_Your instructions_.
Return the listing below exactly, with the pictures dropped.
* * * *
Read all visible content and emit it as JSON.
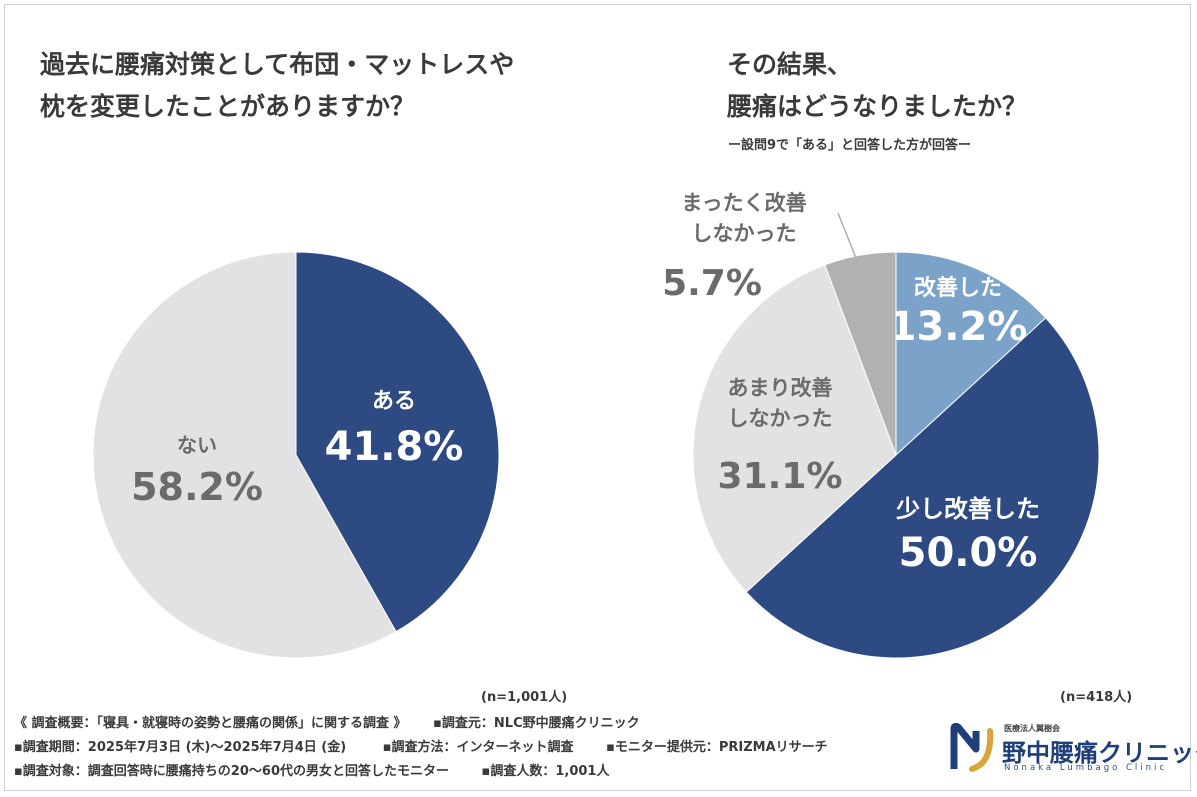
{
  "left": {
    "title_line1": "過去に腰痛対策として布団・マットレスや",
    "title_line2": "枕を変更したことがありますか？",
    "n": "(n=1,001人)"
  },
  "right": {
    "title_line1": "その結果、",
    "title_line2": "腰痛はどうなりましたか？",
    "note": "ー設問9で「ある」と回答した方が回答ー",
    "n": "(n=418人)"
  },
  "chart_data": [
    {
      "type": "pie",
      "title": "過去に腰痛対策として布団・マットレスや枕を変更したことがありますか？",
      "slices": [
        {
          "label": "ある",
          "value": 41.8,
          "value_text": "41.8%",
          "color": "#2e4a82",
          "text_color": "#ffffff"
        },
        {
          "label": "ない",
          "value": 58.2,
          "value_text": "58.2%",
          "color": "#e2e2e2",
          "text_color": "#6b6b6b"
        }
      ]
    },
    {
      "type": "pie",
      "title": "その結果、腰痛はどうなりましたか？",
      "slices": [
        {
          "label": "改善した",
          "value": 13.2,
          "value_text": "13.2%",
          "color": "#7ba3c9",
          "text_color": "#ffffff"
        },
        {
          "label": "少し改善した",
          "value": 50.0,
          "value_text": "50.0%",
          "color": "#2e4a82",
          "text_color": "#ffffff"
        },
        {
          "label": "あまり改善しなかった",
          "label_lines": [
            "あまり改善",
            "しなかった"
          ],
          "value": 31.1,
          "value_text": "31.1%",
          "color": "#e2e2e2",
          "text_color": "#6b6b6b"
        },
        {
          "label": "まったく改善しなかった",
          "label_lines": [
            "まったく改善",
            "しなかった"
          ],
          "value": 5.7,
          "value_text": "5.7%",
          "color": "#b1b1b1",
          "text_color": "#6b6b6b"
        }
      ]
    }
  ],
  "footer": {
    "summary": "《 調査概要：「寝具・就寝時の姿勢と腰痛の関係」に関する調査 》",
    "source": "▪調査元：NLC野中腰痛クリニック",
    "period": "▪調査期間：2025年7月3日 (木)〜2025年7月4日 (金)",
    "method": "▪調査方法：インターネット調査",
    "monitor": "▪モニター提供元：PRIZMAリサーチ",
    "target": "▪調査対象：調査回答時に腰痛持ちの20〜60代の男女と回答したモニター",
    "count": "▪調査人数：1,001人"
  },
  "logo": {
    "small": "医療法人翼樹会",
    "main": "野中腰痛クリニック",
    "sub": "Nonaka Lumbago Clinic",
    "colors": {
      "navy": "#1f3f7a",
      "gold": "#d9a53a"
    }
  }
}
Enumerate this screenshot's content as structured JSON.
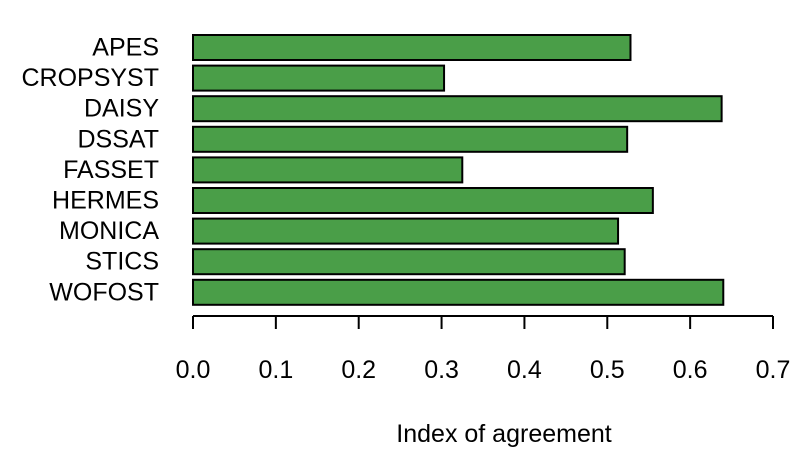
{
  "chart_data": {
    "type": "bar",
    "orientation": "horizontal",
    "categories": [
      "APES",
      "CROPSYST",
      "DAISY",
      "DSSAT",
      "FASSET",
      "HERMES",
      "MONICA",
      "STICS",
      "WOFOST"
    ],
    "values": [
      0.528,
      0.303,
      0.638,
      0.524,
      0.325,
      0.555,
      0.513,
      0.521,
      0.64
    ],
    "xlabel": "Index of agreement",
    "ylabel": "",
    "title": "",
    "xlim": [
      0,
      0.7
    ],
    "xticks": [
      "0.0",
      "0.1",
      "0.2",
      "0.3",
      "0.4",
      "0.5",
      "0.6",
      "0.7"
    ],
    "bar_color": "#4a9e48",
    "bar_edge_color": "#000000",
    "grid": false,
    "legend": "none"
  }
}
* * * *
_Solution below_.
Read all visible content and emit it as JSON.
{
  "left": {
    "title_line1": "過去に腰痛対策として布団・マットレスや",
    "title_line2": "枕を変更したことがありますか？",
    "n": "(n=1,001人)"
  },
  "right": {
    "title_line1": "その結果、",
    "title_line2": "腰痛はどうなりましたか？",
    "note": "ー設問9で「ある」と回答した方が回答ー",
    "n": "(n=418人)"
  },
  "chart_data": [
    {
      "type": "pie",
      "title": "過去に腰痛対策として布団・マットレスや枕を変更したことがありますか？",
      "slices": [
        {
          "label": "ある",
          "value": 41.8,
          "value_text": "41.8%",
          "color": "#2e4a82",
          "text_color": "#ffffff"
        },
        {
          "label": "ない",
          "value": 58.2,
          "value_text": "58.2%",
          "color": "#e2e2e2",
          "text_color": "#6b6b6b"
        }
      ]
    },
    {
      "type": "pie",
      "title": "その結果、腰痛はどうなりましたか？",
      "slices": [
        {
          "label": "改善した",
          "value": 13.2,
          "value_text": "13.2%",
          "color": "#7ba3c9",
          "text_color": "#ffffff"
        },
        {
          "label": "少し改善した",
          "value": 50.0,
          "value_text": "50.0%",
          "color": "#2e4a82",
          "text_color": "#ffffff"
        },
        {
          "label": "あまり改善しなかった",
          "label_lines": [
            "あまり改善",
            "しなかった"
          ],
          "value": 31.1,
          "value_text": "31.1%",
          "color": "#e2e2e2",
          "text_color": "#6b6b6b"
        },
        {
          "label": "まったく改善しなかった",
          "label_lines": [
            "まったく改善",
            "しなかった"
          ],
          "value": 5.7,
          "value_text": "5.7%",
          "color": "#b1b1b1",
          "text_color": "#6b6b6b"
        }
      ]
    }
  ],
  "footer": {
    "summary": "《 調査概要：「寝具・就寝時の姿勢と腰痛の関係」に関する調査 》",
    "source": "▪調査元：NLC野中腰痛クリニック",
    "period": "▪調査期間：2025年7月3日 (木)〜2025年7月4日 (金)",
    "method": "▪調査方法：インターネット調査",
    "monitor": "▪モニター提供元：PRIZMAリサーチ",
    "target": "▪調査対象：調査回答時に腰痛持ちの20〜60代の男女と回答したモニター",
    "count": "▪調査人数：1,001人"
  },
  "logo": {
    "small": "医療法人翼樹会",
    "main": "野中腰痛クリニック",
    "sub": "Nonaka Lumbago Clinic",
    "colors": {
      "navy": "#1f3f7a",
      "gold": "#d9a53a"
    }
  }
}
Enumerate this screenshot's content as structured JSON.
{
  "chart_data": {
    "type": "bar",
    "orientation": "horizontal",
    "categories": [
      "APES",
      "CROPSYST",
      "DAISY",
      "DSSAT",
      "FASSET",
      "HERMES",
      "MONICA",
      "STICS",
      "WOFOST"
    ],
    "values": [
      0.528,
      0.303,
      0.638,
      0.524,
      0.325,
      0.555,
      0.513,
      0.521,
      0.64
    ],
    "xlabel": "Index of agreement",
    "ylabel": "",
    "title": "",
    "xlim": [
      0,
      0.7
    ],
    "xticks": [
      "0.0",
      "0.1",
      "0.2",
      "0.3",
      "0.4",
      "0.5",
      "0.6",
      "0.7"
    ],
    "bar_color": "#4a9e48",
    "bar_edge_color": "#000000",
    "grid": false,
    "legend": "none"
  }
}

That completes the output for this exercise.